## Short problem
Scan the entries below. List each line with "Robots".

## Data in this exercise

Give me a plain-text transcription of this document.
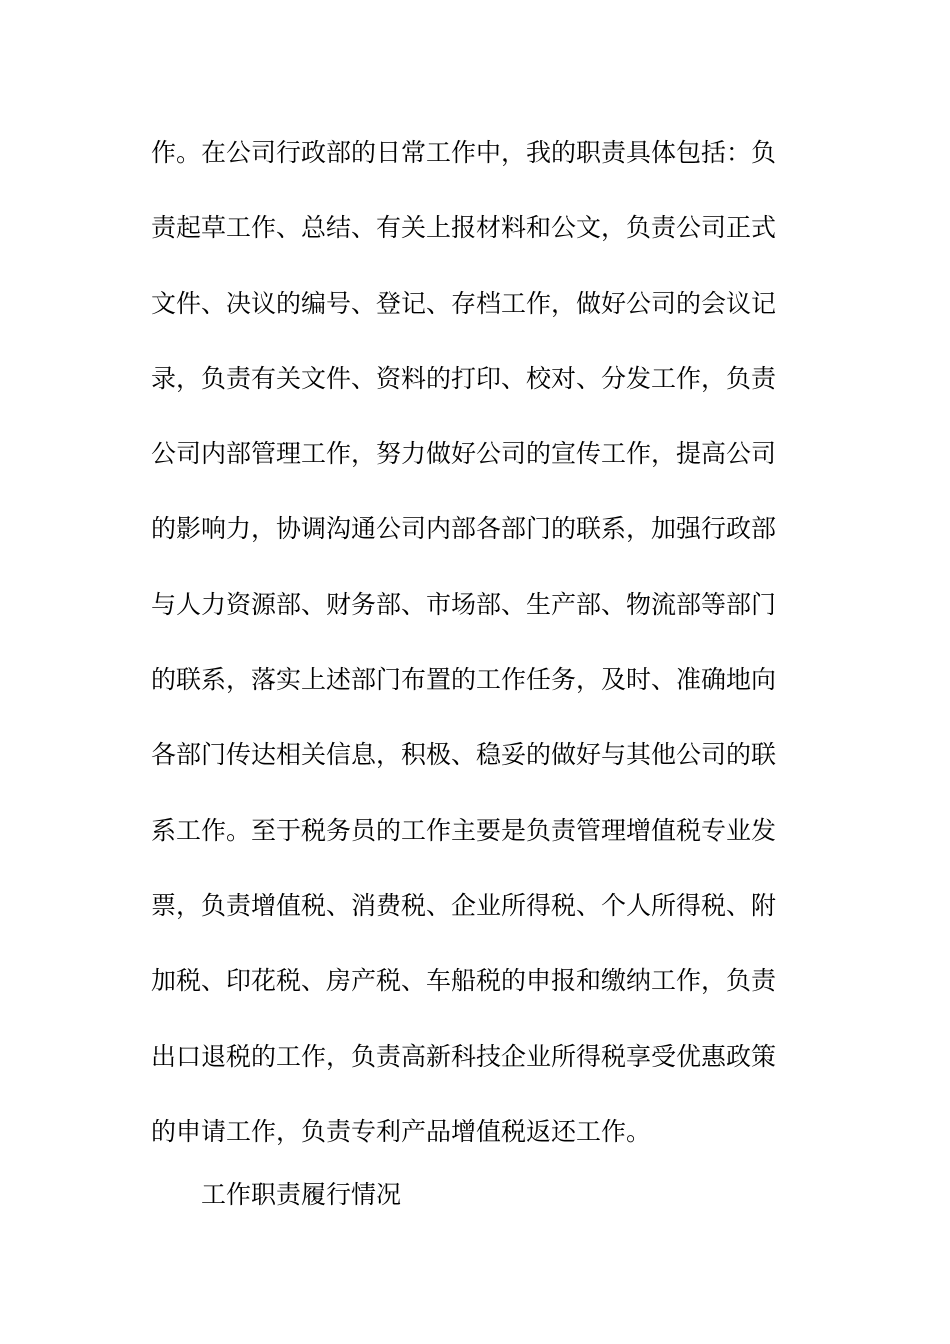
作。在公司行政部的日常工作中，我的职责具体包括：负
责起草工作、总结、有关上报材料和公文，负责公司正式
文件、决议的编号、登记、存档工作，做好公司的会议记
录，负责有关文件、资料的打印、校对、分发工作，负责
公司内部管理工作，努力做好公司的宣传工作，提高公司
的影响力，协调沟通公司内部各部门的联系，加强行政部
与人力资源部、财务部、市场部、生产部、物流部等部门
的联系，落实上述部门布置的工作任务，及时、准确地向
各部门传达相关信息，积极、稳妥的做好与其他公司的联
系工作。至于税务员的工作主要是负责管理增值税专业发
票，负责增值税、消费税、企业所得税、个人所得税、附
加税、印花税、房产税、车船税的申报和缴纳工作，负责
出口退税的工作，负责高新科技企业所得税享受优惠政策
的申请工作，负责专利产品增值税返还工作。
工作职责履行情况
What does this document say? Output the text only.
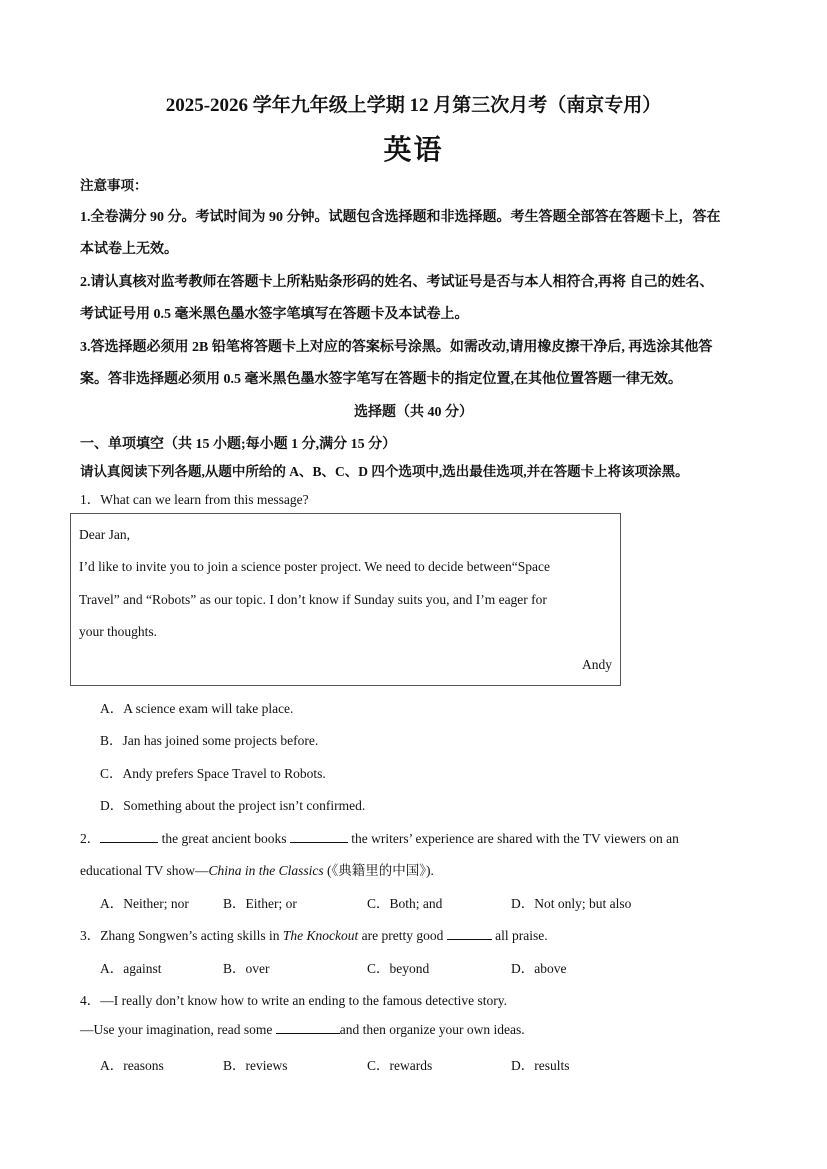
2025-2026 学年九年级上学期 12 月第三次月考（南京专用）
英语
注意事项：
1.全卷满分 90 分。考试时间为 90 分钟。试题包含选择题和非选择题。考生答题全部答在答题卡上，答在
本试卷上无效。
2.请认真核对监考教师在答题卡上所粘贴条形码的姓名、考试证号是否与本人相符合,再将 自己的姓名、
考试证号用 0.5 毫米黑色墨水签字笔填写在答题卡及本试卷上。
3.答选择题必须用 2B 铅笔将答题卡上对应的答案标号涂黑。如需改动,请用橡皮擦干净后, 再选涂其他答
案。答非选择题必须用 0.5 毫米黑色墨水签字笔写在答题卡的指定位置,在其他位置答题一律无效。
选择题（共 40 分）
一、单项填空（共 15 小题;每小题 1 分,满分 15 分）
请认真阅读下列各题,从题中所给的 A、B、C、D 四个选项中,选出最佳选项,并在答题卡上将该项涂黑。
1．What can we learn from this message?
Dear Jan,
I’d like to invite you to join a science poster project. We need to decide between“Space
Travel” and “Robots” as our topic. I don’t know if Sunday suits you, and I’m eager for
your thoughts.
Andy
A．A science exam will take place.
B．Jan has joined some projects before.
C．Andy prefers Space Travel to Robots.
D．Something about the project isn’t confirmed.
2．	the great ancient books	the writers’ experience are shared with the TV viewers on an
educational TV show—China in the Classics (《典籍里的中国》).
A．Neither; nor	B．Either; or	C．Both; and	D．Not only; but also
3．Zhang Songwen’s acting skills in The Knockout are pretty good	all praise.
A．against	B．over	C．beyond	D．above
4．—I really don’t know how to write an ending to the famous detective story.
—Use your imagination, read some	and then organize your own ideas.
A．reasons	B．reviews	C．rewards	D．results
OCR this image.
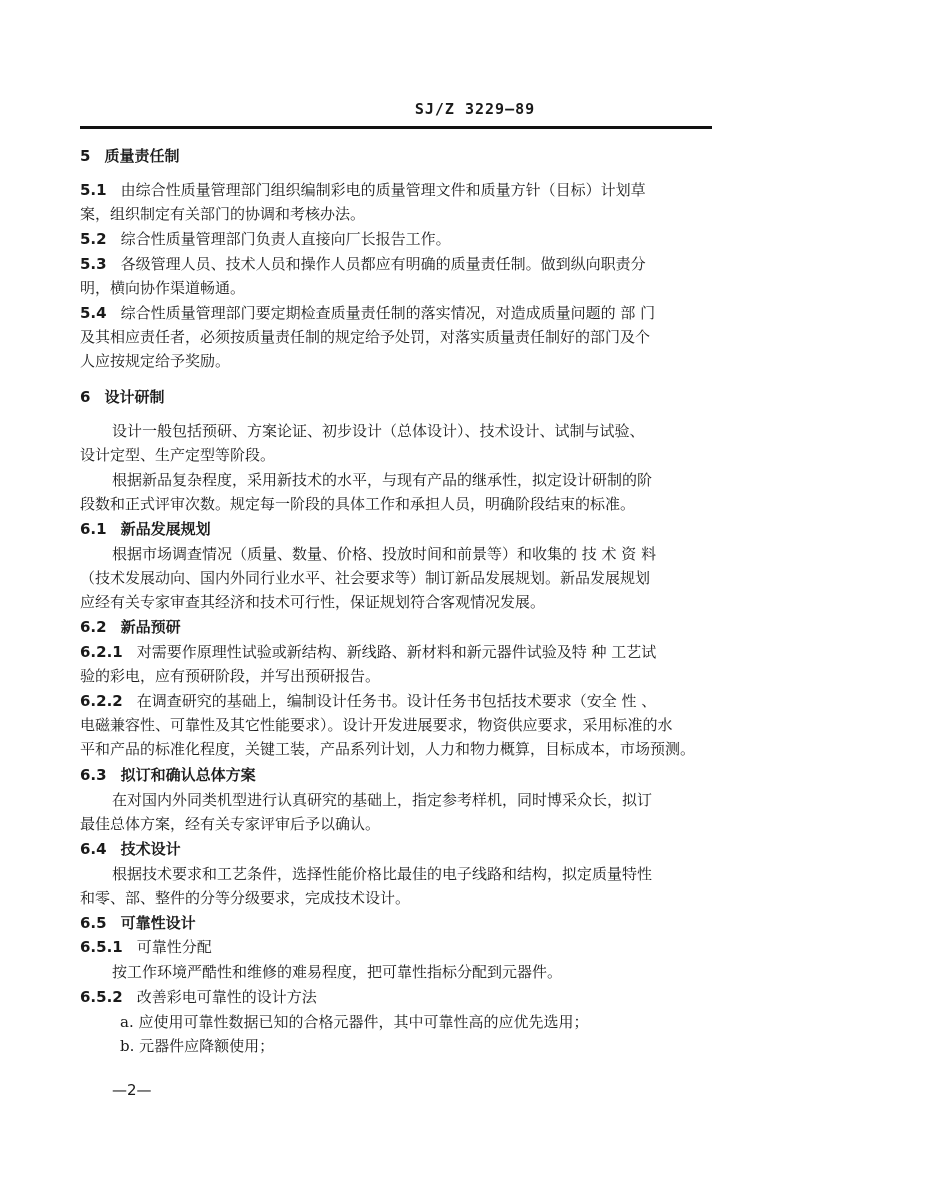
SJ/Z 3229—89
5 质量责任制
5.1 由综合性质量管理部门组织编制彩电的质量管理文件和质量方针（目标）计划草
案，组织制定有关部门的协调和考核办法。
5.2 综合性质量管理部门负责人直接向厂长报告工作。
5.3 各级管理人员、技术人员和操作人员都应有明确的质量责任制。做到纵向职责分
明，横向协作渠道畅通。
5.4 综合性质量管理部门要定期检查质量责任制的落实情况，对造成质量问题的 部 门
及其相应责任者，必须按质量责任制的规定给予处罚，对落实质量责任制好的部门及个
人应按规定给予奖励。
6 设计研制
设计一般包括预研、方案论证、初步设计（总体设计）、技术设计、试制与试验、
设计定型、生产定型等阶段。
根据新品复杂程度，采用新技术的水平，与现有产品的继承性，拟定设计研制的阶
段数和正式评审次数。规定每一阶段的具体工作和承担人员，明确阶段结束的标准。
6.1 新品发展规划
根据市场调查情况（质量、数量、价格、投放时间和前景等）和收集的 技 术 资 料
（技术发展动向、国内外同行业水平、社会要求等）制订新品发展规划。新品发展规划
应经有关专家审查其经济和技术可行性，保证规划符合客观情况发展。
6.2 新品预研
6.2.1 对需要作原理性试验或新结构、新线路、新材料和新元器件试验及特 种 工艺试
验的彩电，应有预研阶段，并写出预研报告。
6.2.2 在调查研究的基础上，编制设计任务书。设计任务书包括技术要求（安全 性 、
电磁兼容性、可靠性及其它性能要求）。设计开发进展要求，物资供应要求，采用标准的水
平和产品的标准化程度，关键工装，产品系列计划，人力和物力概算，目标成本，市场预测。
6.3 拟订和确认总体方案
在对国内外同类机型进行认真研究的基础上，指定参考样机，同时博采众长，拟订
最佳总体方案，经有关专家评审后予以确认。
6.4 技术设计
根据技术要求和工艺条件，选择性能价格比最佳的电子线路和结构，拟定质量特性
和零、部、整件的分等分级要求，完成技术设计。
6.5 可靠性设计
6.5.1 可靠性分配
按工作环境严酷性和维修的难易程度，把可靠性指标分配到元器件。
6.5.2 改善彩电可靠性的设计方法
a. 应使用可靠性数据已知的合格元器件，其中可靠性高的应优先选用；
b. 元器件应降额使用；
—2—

## Task solution
Travel” and “Robots” as our topic. I don’t know if Sunday suits you, and I’m eager for
C．Andy prefers Space Travel to Robots.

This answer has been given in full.